EXERCISE GOAL – Your task is to repeat the entries word for word while leaving out the pictures.

Records from a data collection –
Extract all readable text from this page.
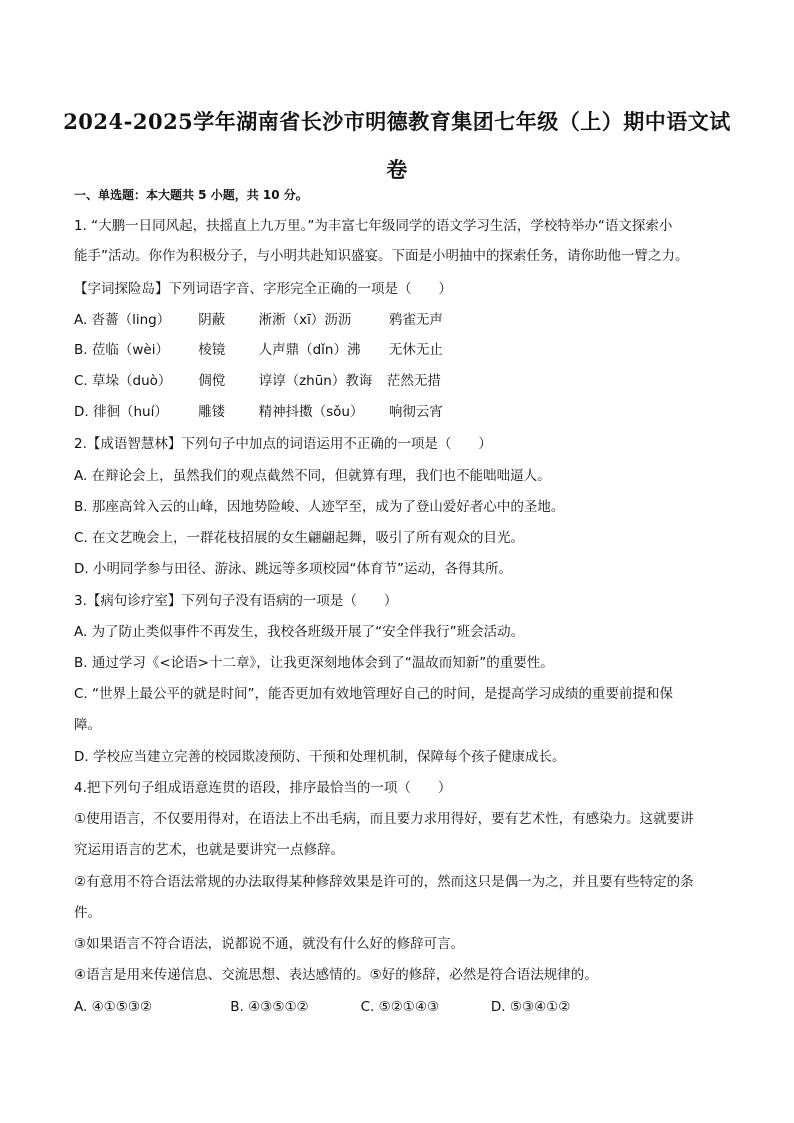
2024-2025学年湖南省长沙市明德教育集团七年级（上）期中语文试
卷
一、单选题：本大题共 5 小题，共 10 分。
1. “大鹏一日同风起，扶摇直上九万里。”为丰富七年级同学的语文学习生活，学校特举办“语文探索小
能手”活动。你作为积极分子，与小明共赴知识盛宴。下面是小明抽中的探索任务，请你助他一臂之力。
【字词探险岛】下列词语字音、字形完全正确的一项是（　　）
A. 沓薔（ling） 阴蔽 淅淅（xī）沥沥	鸦雀无声
B. 莅临（wèi） 棱镜 人声鼎（dǐn）沸 无休无止
C. 草垛（duò） 倜傥 谆谆（zhūn）教诲 茫然无措
D. 徘徊（huí） 雕镂 精神抖擞（sǒu） 响彻云宵
2.【成语智慧林】下列句子中加点的词语运用不正确的一项是（　　）
A. 在辩论会上，虽然我们的观点截然不同，但就算有理，我们也不能咄咄逼人。
B. 那座高耸入云的山峰，因地势险峻、人迹罕至，成为了登山爱好者心中的圣地。
C. 在文艺晚会上，一群花枝招展的女生翩翩起舞，吸引了所有观众的目光。
D. 小明同学参与田径、游泳、跳远等多项校园“体育节”运动，各得其所。
3.【病句诊疗室】下列句子没有语病的一项是（　　）
A. 为了防止类似事件不再发生，我校各班级开展了“安全伴我行”班会活动。
B. 通过学习《<论语>十二章》，让我更深刻地体会到了“温故而知新”的重要性。
C. “世界上最公平的就是时间”，能否更加有效地管理好自己的时间，是提高学习成绩的重要前提和保
障。
D. 学校应当建立完善的校园欺凌预防、干预和处理机制，保障每个孩子健康成长。
4.把下列句子组成语意连贯的语段，排序最恰当的一项（　　）
①使用语言，不仅要用得对，在语法上不出毛病，而且要力求用得好，要有艺术性，有感染力。这就要讲
究运用语言的艺术，也就是要讲究一点修辞。
②有意用不符合语法常规的办法取得某种修辞效果是许可的，然而这只是偶一为之，并且要有些特定的条
件。
③如果语言不符合语法，说都说不通，就没有什么好的修辞可言。
④语言是用来传递信息、交流思想、表达感情的。⑤好的修辞，必然是符合语法规律的。
A. ④①⑤③②	B. ④③⑤①②	C. ⑤②①④③	D. ⑤③④①②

COMPLETE RESPONSE –
Extract all readable text from this page.
2024-2025学年湖南省长沙市明德教育集团七年级（上）期中语文试
卷
一、单选题：本大题共 5 小题，共 10 分。
1. “大鹏一日同风起，扶摇直上九万里。”为丰富七年级同学的语文学习生活，学校特举办“语文探索小
能手”活动。你作为积极分子，与小明共赴知识盛宴。下面是小明抽中的探索任务，请你助他一臂之力。
【字词探险岛】下列词语字音、字形完全正确的一项是（　　）
A. 沓薔（ling） 阴蔽 淅淅（xī）沥沥	鸦雀无声
B. 莅临（wèi） 棱镜 人声鼎（dǐn）沸 无休无止
C. 草垛（duò） 倜傥 谆谆（zhūn）教诲 茫然无措
D. 徘徊（huí） 雕镂 精神抖擞（sǒu） 响彻云宵
2.【成语智慧林】下列句子中加点的词语运用不正确的一项是（　　）
A. 在辩论会上，虽然我们的观点截然不同，但就算有理，我们也不能咄咄逼人。
B. 那座高耸入云的山峰，因地势险峻、人迹罕至，成为了登山爱好者心中的圣地。
C. 在文艺晚会上，一群花枝招展的女生翩翩起舞，吸引了所有观众的目光。
D. 小明同学参与田径、游泳、跳远等多项校园“体育节”运动，各得其所。
3.【病句诊疗室】下列句子没有语病的一项是（　　）
A. 为了防止类似事件不再发生，我校各班级开展了“安全伴我行”班会活动。
B. 通过学习《<论语>十二章》，让我更深刻地体会到了“温故而知新”的重要性。
C. “世界上最公平的就是时间”，能否更加有效地管理好自己的时间，是提高学习成绩的重要前提和保
障。
D. 学校应当建立完善的校园欺凌预防、干预和处理机制，保障每个孩子健康成长。
4.把下列句子组成语意连贯的语段，排序最恰当的一项（　　）
①使用语言，不仅要用得对，在语法上不出毛病，而且要力求用得好，要有艺术性，有感染力。这就要讲
究运用语言的艺术，也就是要讲究一点修辞。
②有意用不符合语法常规的办法取得某种修辞效果是许可的，然而这只是偶一为之，并且要有些特定的条
件。
③如果语言不符合语法，说都说不通，就没有什么好的修辞可言。
④语言是用来传递信息、交流思想、表达感情的。⑤好的修辞，必然是符合语法规律的。
A. ④①⑤③②	B. ④③⑤①②	C. ⑤②①④③	D. ⑤③④①②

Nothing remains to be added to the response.